Material provided
- - - - - - -
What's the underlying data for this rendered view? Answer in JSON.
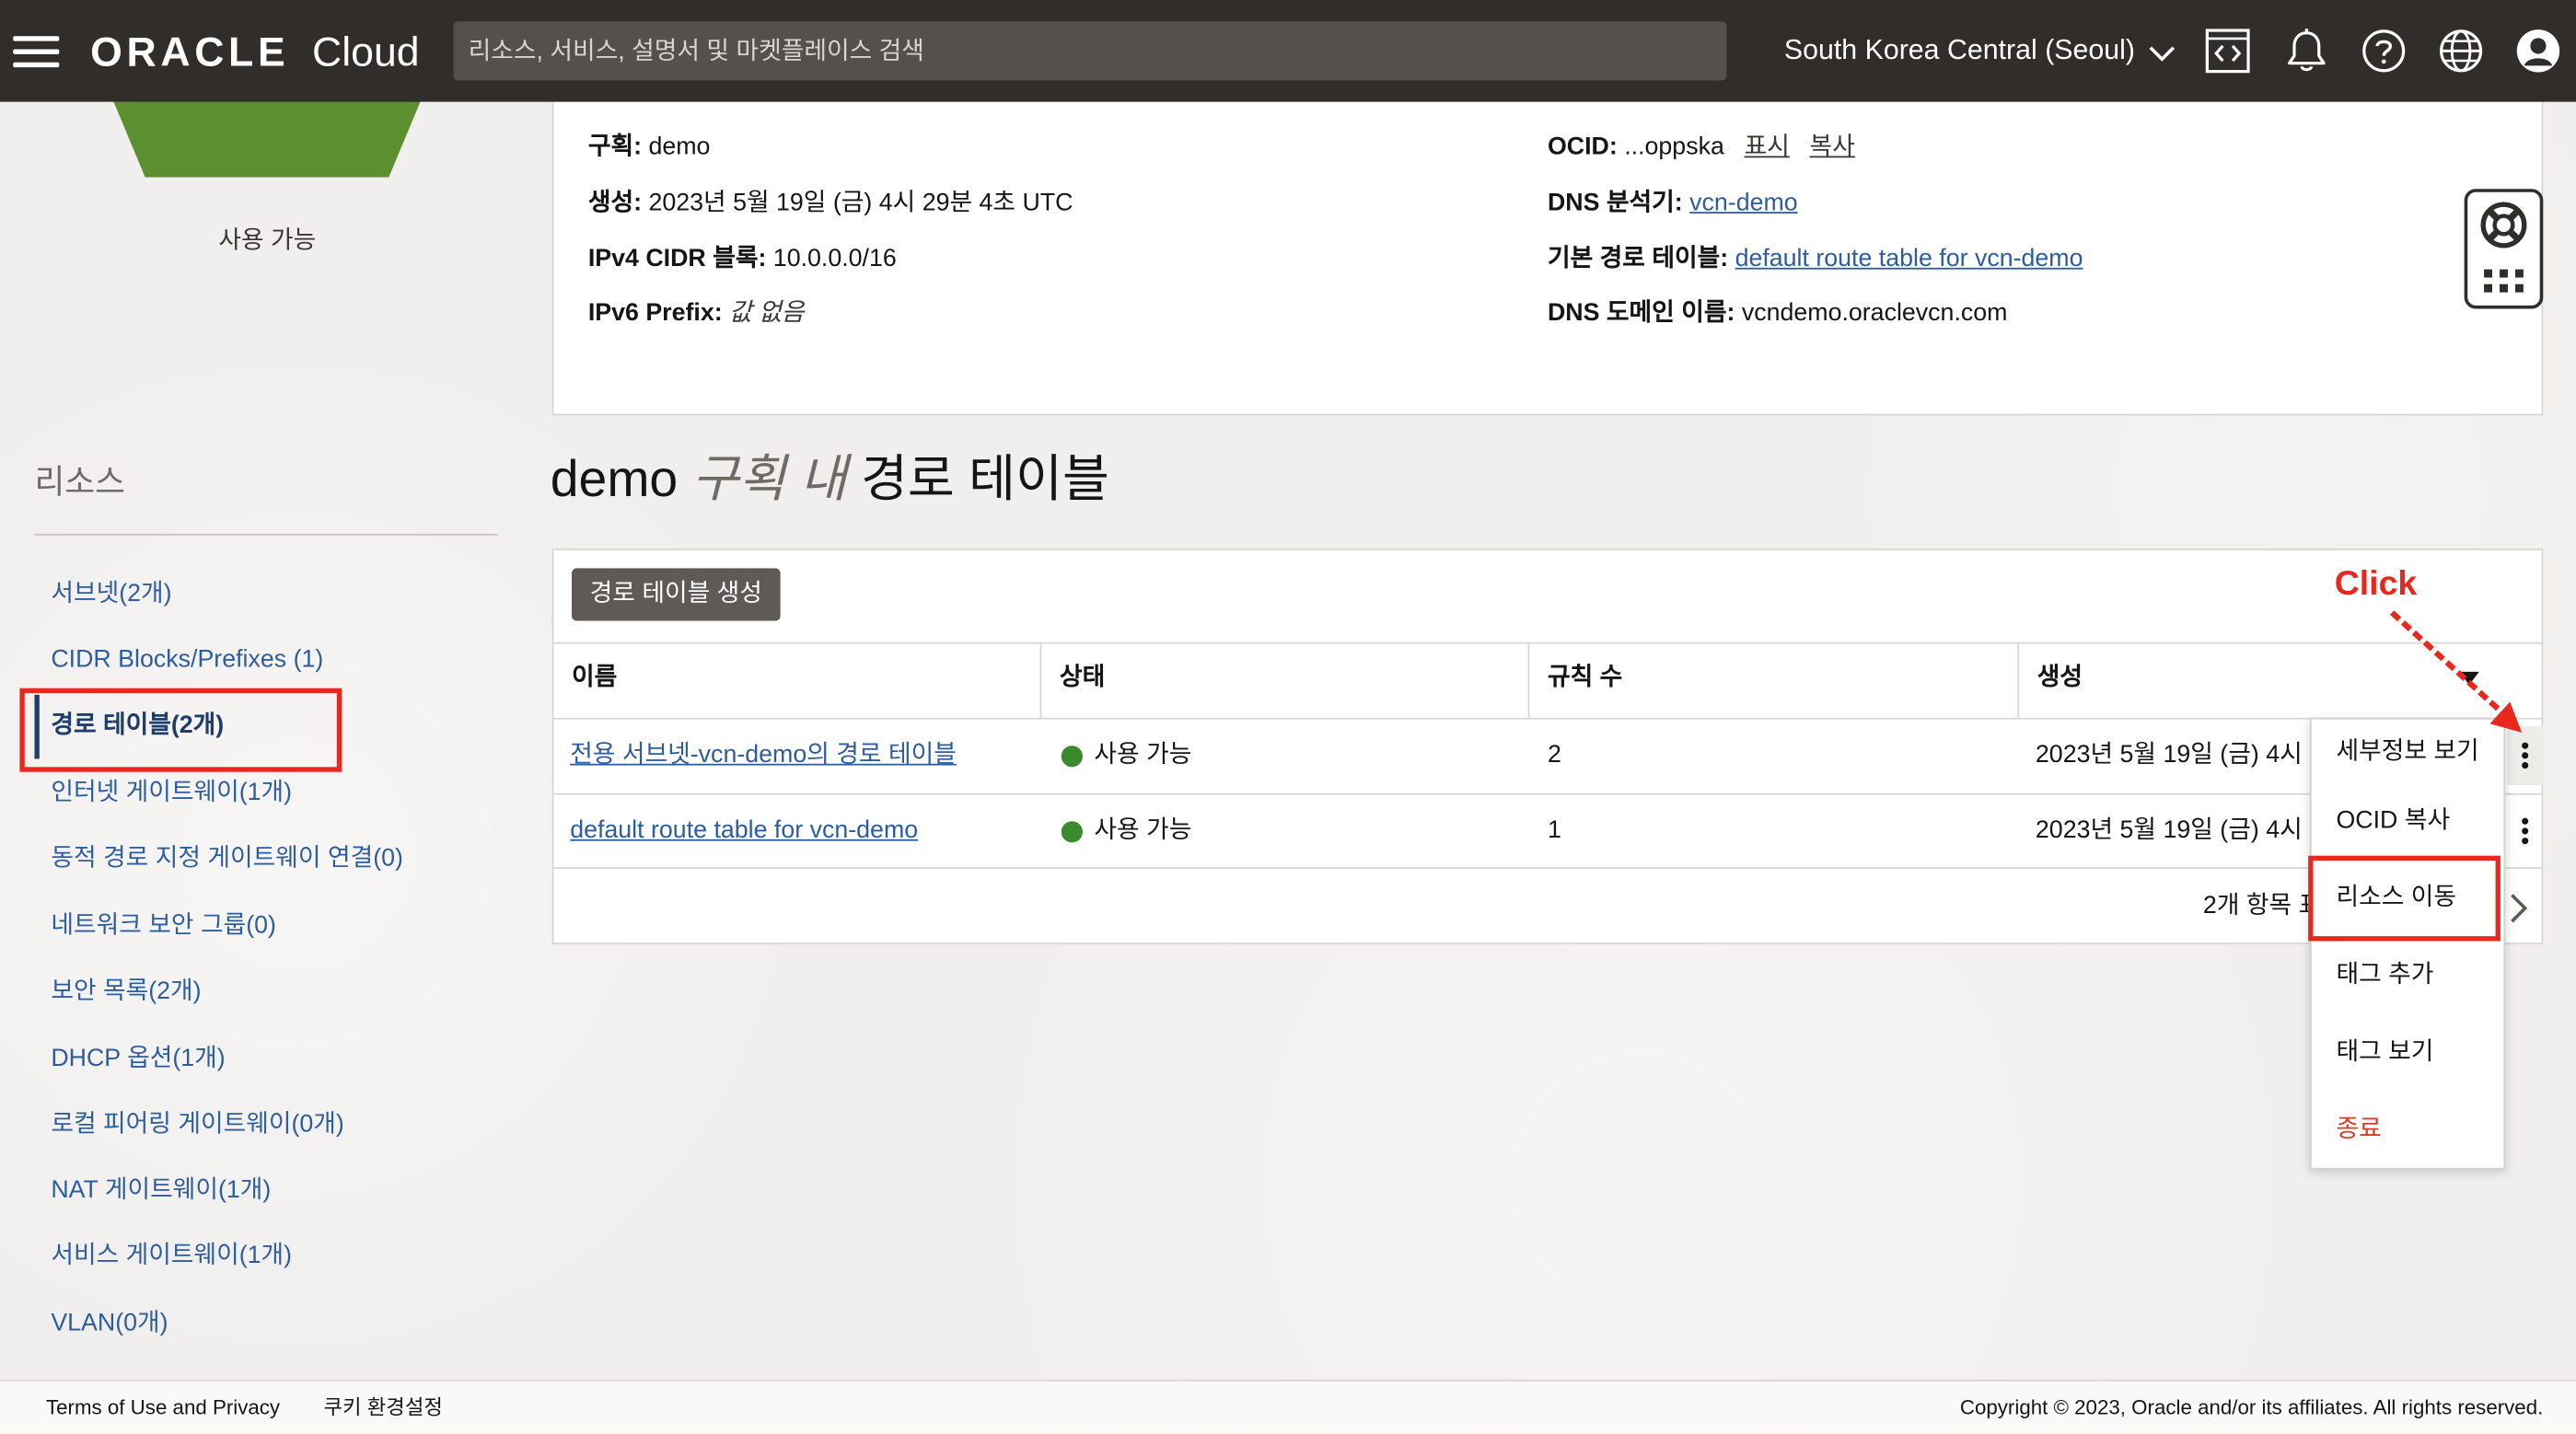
{
  "header": {
    "logo_brand": "ORACLE",
    "logo_product": "Cloud",
    "search_placeholder": "리소스, 서비스, 설명서 및 마켓플레이스 검색",
    "region": "South Korea Central (Seoul)",
    "icons": [
      "menu-icon",
      "code-editor-icon",
      "bell-icon",
      "help-icon",
      "globe-icon",
      "user-icon"
    ],
    "background": "#312d2a"
  },
  "sidebar": {
    "status_label": "사용 가능",
    "status_color": "#5b8f2f",
    "resources_title": "리소스",
    "items": [
      {
        "label": "서브넷(2개)",
        "active": false
      },
      {
        "label": "CIDR Blocks/Prefixes (1)",
        "active": false
      },
      {
        "label": "경로 테이블(2개)",
        "active": true
      },
      {
        "label": "인터넷 게이트웨이(1개)",
        "active": false
      },
      {
        "label": "동적 경로 지정 게이트웨이 연결(0)",
        "active": false
      },
      {
        "label": "네트워크 보안 그룹(0)",
        "active": false
      },
      {
        "label": "보안 목록(2개)",
        "active": false
      },
      {
        "label": "DHCP 옵션(1개)",
        "active": false
      },
      {
        "label": "로컬 피어링 게이트웨이(0개)",
        "active": false
      },
      {
        "label": "NAT 게이트웨이(1개)",
        "active": false
      },
      {
        "label": "서비스 게이트웨이(1개)",
        "active": false
      },
      {
        "label": "VLAN(0개)",
        "active": false
      }
    ]
  },
  "info": {
    "compartment": {
      "label": "구획:",
      "value": "demo"
    },
    "created": {
      "label": "생성:",
      "value": "2023년 5월 19일 (금) 4시 29분 4초 UTC"
    },
    "ipv4": {
      "label": "IPv4 CIDR 블록:",
      "value": "10.0.0.0/16"
    },
    "ipv6": {
      "label": "IPv6 Prefix:",
      "value": "값 없음"
    },
    "ocid": {
      "label": "OCID:",
      "value": "...oppska",
      "show": "표시",
      "copy": "복사"
    },
    "dns_resolver": {
      "label": "DNS 분석기:",
      "value": "vcn-demo"
    },
    "default_route": {
      "label": "기본 경로 테이블:",
      "value": "default route table for vcn-demo"
    },
    "dns_domain": {
      "label": "DNS 도메인 이름:",
      "value": "vcndemo.oraclevcn.com"
    }
  },
  "main": {
    "title_name": "demo",
    "title_scope": "구획 내",
    "title_resource": "경로 테이블",
    "create_button": "경로 테이블 생성",
    "columns": [
      "이름",
      "상태",
      "규칙 수",
      "생성"
    ],
    "rows": [
      {
        "name": "전용 서브넷-vcn-demo의 경로 테이블",
        "status": "사용 가능",
        "rules": "2",
        "created": "2023년 5월 19일 (금) 4시"
      },
      {
        "name": "default route table for vcn-demo",
        "status": "사용 가능",
        "rules": "1",
        "created": "2023년 5월 19일 (금) 4시"
      }
    ],
    "status_color": "#3c8a2e",
    "footer_count": "2개 항목 표"
  },
  "row_menu": {
    "items": [
      "세부정보 보기",
      "OCID 복사",
      "리소스 이동",
      "태그 추가",
      "태그 보기",
      "종료"
    ],
    "danger_color": "#d63b25"
  },
  "annotation": {
    "label": "Click",
    "color": "#e8281e"
  },
  "footer": {
    "terms": "Terms of Use and Privacy",
    "cookies": "쿠키 환경설정",
    "copyright": "Copyright © 2023, Oracle and/or its affiliates. All rights reserved."
  }
}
- - - - - - -
Reproduce every record above exactly, but leave out the pictures.

What's the underlying data for this rendered view? Answer in JSON.
{
  "header": {
    "logo_brand": "ORACLE",
    "logo_product": "Cloud",
    "search_placeholder": "리소스, 서비스, 설명서 및 마켓플레이스 검색",
    "region": "South Korea Central (Seoul)",
    "icons": [
      "menu-icon",
      "code-editor-icon",
      "bell-icon",
      "help-icon",
      "globe-icon",
      "user-icon"
    ],
    "background": "#312d2a"
  },
  "sidebar": {
    "status_label": "사용 가능",
    "status_color": "#5b8f2f",
    "resources_title": "리소스",
    "items": [
      {
        "label": "서브넷(2개)",
        "active": false
      },
      {
        "label": "CIDR Blocks/Prefixes (1)",
        "active": false
      },
      {
        "label": "경로 테이블(2개)",
        "active": true
      },
      {
        "label": "인터넷 게이트웨이(1개)",
        "active": false
      },
      {
        "label": "동적 경로 지정 게이트웨이 연결(0)",
        "active": false
      },
      {
        "label": "네트워크 보안 그룹(0)",
        "active": false
      },
      {
        "label": "보안 목록(2개)",
        "active": false
      },
      {
        "label": "DHCP 옵션(1개)",
        "active": false
      },
      {
        "label": "로컬 피어링 게이트웨이(0개)",
        "active": false
      },
      {
        "label": "NAT 게이트웨이(1개)",
        "active": false
      },
      {
        "label": "서비스 게이트웨이(1개)",
        "active": false
      },
      {
        "label": "VLAN(0개)",
        "active": false
      }
    ]
  },
  "info": {
    "compartment": {
      "label": "구획:",
      "value": "demo"
    },
    "created": {
      "label": "생성:",
      "value": "2023년 5월 19일 (금) 4시 29분 4초 UTC"
    },
    "ipv4": {
      "label": "IPv4 CIDR 블록:",
      "value": "10.0.0.0/16"
    },
    "ipv6": {
      "label": "IPv6 Prefix:",
      "value": "값 없음"
    },
    "ocid": {
      "label": "OCID:",
      "value": "...oppska",
      "show": "표시",
      "copy": "복사"
    },
    "dns_resolver": {
      "label": "DNS 분석기:",
      "value": "vcn-demo"
    },
    "default_route": {
      "label": "기본 경로 테이블:",
      "value": "default route table for vcn-demo"
    },
    "dns_domain": {
      "label": "DNS 도메인 이름:",
      "value": "vcndemo.oraclevcn.com"
    }
  },
  "main": {
    "title_name": "demo",
    "title_scope": "구획 내",
    "title_resource": "경로 테이블",
    "create_button": "경로 테이블 생성",
    "columns": [
      "이름",
      "상태",
      "규칙 수",
      "생성"
    ],
    "rows": [
      {
        "name": "전용 서브넷-vcn-demo의 경로 테이블",
        "status": "사용 가능",
        "rules": "2",
        "created": "2023년 5월 19일 (금) 4시"
      },
      {
        "name": "default route table for vcn-demo",
        "status": "사용 가능",
        "rules": "1",
        "created": "2023년 5월 19일 (금) 4시"
      }
    ],
    "status_color": "#3c8a2e",
    "footer_count": "2개 항목 표"
  },
  "row_menu": {
    "items": [
      "세부정보 보기",
      "OCID 복사",
      "리소스 이동",
      "태그 추가",
      "태그 보기",
      "종료"
    ],
    "danger_color": "#d63b25"
  },
  "annotation": {
    "label": "Click",
    "color": "#e8281e"
  },
  "footer": {
    "terms": "Terms of Use and Privacy",
    "cookies": "쿠키 환경설정",
    "copyright": "Copyright © 2023, Oracle and/or its affiliates. All rights reserved."
  }
}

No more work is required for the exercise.